+++ GIVEN INFORMATION +++
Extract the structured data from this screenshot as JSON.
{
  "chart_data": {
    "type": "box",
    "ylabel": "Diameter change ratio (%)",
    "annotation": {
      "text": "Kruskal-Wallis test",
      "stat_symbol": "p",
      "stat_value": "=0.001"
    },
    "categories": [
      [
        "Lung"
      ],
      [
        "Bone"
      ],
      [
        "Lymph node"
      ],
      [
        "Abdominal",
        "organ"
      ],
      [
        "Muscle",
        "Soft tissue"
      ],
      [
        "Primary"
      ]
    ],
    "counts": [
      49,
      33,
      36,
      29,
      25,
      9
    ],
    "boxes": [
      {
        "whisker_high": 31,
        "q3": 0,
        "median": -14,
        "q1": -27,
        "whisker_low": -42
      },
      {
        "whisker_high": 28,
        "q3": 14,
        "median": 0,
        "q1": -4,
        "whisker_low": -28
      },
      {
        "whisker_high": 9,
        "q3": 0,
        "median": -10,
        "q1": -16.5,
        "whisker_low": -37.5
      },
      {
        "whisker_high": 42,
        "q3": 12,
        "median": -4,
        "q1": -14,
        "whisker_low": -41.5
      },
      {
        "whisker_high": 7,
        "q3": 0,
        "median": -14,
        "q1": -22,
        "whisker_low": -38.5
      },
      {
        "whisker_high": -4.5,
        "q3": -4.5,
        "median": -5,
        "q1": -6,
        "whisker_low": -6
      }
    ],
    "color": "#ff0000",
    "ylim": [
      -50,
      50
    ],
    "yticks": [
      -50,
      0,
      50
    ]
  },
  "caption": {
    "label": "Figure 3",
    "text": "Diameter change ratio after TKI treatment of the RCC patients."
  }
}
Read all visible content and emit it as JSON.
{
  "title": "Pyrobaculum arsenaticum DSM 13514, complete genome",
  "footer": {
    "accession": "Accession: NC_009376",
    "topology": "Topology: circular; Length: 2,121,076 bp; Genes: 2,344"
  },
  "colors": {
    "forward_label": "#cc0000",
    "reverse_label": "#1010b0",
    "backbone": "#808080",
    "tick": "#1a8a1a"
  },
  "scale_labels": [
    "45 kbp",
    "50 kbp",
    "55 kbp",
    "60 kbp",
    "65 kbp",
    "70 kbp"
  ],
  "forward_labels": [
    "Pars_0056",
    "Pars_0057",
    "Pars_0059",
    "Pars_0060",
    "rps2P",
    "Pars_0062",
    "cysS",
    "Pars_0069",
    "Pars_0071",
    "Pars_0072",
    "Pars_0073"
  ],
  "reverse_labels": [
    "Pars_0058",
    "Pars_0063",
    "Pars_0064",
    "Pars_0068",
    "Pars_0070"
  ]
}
+++
= PROBLEM TO SOLVE =
Could you set down every record exactly as given?

= RESULT FOR THIS EXERCISE =
Extract the structured data from this screenshot as JSON.
{
  "chart_data": {
    "type": "box",
    "ylabel": "Diameter change ratio (%)",
    "annotation": {
      "text": "Kruskal-Wallis test",
      "stat_symbol": "p",
      "stat_value": "=0.001"
    },
    "categories": [
      [
        "Lung"
      ],
      [
        "Bone"
      ],
      [
        "Lymph node"
      ],
      [
        "Abdominal",
        "organ"
      ],
      [
        "Muscle",
        "Soft tissue"
      ],
      [
        "Primary"
      ]
    ],
    "counts": [
      49,
      33,
      36,
      29,
      25,
      9
    ],
    "boxes": [
      {
        "whisker_high": 31,
        "q3": 0,
        "median": -14,
        "q1": -27,
        "whisker_low": -42
      },
      {
        "whisker_high": 28,
        "q3": 14,
        "median": 0,
        "q1": -4,
        "whisker_low": -28
      },
      {
        "whisker_high": 9,
        "q3": 0,
        "median": -10,
        "q1": -16.5,
        "whisker_low": -37.5
      },
      {
        "whisker_high": 42,
        "q3": 12,
        "median": -4,
        "q1": -14,
        "whisker_low": -41.5
      },
      {
        "whisker_high": 7,
        "q3": 0,
        "median": -14,
        "q1": -22,
        "whisker_low": -38.5
      },
      {
        "whisker_high": -4.5,
        "q3": -4.5,
        "median": -5,
        "q1": -6,
        "whisker_low": -6
      }
    ],
    "color": "#ff0000",
    "ylim": [
      -50,
      50
    ],
    "yticks": [
      -50,
      0,
      50
    ]
  },
  "caption": {
    "label": "Figure 3",
    "text": "Diameter change ratio after TKI treatment of the RCC patients."
  }
}
Read all visible content and emit it as JSON.
{
  "title": "Pyrobaculum arsenaticum DSM 13514, complete genome",
  "footer": {
    "accession": "Accession: NC_009376",
    "topology": "Topology: circular; Length: 2,121,076 bp; Genes: 2,344"
  },
  "colors": {
    "forward_label": "#cc0000",
    "reverse_label": "#1010b0",
    "backbone": "#808080",
    "tick": "#1a8a1a"
  },
  "scale_labels": [
    "45 kbp",
    "50 kbp",
    "55 kbp",
    "60 kbp",
    "65 kbp",
    "70 kbp"
  ],
  "forward_labels": [
    "Pars_0056",
    "Pars_0057",
    "Pars_0059",
    "Pars_0060",
    "rps2P",
    "Pars_0062",
    "cysS",
    "Pars_0069",
    "Pars_0071",
    "Pars_0072",
    "Pars_0073"
  ],
  "reverse_labels": [
    "Pars_0058",
    "Pars_0063",
    "Pars_0064",
    "Pars_0068",
    "Pars_0070"
  ]
}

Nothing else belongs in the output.